**Problem statement**. Give every line from the entries that contains "Evapotranspiration".
+++ Input for this task
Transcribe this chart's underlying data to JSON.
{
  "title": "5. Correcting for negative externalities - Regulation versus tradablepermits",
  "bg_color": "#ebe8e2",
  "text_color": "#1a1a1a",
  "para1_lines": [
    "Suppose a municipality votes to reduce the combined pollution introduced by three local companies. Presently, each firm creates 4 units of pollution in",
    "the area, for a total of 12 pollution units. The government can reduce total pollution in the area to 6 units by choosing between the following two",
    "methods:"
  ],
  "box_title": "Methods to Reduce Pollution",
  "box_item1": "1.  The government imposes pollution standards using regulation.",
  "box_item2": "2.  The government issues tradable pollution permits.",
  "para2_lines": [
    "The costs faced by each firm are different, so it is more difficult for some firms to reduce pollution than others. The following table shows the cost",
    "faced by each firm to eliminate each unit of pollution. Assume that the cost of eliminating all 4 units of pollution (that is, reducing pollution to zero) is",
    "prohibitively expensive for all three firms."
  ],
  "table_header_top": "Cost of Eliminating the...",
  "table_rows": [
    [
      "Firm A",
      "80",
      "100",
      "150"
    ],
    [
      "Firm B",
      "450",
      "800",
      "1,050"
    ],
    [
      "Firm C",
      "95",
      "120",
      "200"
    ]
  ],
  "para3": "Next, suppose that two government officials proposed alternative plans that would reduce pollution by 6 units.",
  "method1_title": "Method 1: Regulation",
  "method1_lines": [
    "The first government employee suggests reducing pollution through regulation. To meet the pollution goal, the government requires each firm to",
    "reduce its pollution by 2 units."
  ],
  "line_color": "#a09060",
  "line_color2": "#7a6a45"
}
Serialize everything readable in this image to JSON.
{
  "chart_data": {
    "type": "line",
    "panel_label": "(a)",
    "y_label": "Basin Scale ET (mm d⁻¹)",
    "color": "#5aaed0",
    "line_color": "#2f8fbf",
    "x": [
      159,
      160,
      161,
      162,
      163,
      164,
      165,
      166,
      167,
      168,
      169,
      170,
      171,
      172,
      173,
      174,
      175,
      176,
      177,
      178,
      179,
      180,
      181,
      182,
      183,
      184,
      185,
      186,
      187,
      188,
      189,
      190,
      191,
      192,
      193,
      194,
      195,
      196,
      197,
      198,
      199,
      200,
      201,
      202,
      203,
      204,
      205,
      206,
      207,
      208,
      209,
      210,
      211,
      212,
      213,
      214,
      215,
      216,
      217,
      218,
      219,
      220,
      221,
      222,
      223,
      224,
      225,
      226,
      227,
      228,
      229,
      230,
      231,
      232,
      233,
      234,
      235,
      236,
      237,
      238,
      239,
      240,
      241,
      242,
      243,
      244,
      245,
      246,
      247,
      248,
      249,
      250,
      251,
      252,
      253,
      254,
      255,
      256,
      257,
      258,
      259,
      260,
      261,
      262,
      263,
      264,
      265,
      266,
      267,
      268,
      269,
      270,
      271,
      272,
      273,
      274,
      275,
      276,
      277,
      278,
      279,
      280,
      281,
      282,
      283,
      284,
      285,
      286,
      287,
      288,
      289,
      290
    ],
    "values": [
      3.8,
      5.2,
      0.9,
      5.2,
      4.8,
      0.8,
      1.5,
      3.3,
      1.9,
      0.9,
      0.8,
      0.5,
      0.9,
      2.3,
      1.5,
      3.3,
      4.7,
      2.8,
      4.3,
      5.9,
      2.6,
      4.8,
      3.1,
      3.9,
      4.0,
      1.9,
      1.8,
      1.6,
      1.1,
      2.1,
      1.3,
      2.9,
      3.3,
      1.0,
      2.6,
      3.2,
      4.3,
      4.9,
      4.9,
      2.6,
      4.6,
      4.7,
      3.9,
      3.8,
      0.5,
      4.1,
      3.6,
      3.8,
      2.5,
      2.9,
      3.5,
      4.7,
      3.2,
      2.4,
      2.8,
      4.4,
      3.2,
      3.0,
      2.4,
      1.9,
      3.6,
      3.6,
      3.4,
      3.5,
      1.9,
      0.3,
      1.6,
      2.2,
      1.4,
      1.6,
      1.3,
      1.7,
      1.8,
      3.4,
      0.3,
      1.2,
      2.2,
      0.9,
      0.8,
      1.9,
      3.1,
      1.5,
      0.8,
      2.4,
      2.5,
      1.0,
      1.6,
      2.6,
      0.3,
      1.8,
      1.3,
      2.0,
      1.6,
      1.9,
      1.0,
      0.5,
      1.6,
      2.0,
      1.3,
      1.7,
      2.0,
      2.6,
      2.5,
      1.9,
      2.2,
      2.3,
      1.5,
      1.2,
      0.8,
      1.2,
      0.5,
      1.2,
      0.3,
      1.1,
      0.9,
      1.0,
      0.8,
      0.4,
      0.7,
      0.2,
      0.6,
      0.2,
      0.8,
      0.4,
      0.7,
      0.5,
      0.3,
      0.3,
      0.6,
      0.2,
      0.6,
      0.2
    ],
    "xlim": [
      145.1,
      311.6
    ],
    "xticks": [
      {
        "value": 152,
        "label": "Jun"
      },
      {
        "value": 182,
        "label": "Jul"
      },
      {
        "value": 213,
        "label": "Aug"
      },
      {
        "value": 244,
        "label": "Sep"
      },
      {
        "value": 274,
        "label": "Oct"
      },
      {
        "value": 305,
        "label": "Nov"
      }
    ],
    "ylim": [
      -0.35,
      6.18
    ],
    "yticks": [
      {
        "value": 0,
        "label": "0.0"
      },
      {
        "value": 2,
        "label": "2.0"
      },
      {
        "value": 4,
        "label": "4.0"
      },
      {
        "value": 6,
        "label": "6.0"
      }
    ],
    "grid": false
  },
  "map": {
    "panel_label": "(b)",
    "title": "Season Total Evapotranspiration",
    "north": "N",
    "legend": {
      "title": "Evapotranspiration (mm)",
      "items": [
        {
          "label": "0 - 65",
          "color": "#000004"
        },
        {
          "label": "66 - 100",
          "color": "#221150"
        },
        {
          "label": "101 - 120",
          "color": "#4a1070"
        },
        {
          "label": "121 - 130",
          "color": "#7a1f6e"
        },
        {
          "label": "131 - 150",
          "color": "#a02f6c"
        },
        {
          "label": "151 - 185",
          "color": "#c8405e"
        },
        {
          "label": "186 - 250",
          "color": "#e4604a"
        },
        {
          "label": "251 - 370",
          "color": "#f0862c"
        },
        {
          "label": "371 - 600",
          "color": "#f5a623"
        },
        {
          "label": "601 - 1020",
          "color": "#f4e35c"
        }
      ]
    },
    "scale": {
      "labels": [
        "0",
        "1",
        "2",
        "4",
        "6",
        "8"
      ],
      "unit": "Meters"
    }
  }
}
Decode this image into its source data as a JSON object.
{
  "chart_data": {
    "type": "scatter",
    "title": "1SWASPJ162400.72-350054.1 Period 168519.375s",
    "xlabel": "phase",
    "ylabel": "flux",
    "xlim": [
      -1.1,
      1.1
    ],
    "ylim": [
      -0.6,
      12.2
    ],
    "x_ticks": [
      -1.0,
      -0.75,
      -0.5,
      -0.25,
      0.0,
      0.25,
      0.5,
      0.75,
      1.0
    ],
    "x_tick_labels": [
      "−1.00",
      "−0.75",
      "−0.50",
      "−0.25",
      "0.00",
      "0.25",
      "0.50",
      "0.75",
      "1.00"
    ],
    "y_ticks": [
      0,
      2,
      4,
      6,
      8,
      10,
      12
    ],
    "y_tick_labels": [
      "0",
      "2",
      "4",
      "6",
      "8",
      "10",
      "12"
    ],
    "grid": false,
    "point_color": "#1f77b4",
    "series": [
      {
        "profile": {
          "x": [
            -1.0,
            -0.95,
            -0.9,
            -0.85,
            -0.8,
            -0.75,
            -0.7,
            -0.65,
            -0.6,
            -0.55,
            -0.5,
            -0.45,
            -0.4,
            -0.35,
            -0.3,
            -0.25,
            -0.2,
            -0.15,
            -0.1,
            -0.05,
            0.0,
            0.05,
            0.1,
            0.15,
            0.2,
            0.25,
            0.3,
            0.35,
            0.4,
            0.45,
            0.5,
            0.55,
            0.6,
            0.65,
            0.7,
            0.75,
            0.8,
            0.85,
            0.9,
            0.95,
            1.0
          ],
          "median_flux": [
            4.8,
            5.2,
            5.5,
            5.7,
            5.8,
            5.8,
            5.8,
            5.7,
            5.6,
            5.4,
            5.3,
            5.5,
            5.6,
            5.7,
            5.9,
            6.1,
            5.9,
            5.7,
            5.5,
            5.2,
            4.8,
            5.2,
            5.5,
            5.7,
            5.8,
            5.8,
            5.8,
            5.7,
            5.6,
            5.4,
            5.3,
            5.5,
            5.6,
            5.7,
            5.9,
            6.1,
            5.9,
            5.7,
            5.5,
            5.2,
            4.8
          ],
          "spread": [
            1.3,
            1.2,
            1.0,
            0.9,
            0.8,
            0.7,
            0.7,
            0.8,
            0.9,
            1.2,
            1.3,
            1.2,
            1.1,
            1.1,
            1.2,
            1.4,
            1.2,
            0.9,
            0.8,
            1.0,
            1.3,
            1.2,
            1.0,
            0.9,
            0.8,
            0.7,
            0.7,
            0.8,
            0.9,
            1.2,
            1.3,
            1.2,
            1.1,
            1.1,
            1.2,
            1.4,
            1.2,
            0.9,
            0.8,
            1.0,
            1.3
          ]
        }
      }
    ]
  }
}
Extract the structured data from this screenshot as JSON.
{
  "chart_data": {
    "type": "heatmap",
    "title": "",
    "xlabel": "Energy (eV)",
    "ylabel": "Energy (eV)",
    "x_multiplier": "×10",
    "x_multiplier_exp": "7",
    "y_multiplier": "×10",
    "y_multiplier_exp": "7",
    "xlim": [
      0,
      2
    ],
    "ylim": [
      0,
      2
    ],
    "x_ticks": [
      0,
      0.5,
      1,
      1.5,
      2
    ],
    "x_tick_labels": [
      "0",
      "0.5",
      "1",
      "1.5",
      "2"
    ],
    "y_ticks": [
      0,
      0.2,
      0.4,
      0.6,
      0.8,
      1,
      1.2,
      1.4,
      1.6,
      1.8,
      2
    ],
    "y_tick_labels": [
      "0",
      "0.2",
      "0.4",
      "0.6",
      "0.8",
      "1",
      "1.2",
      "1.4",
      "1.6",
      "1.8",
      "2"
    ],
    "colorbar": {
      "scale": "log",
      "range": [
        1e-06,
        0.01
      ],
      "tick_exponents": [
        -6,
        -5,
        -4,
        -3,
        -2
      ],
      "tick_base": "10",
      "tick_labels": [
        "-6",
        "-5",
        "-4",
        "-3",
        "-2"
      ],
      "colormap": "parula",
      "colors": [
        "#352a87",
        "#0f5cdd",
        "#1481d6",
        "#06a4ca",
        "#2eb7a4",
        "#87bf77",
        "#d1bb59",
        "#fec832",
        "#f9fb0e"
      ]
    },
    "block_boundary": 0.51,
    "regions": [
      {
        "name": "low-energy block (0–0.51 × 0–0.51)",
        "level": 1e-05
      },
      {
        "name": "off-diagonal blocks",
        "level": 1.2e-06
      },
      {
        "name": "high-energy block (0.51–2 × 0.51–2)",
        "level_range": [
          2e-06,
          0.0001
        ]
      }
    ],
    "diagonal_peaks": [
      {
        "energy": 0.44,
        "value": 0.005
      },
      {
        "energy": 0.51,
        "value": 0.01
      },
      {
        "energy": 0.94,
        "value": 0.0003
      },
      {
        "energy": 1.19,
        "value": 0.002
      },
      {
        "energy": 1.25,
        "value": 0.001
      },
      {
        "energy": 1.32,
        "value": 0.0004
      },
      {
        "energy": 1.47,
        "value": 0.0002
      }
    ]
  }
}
++++++
**Result for this task**.
    "title": "Season Total Evapotranspiration",
      "title": "Evapotranspiration (mm)",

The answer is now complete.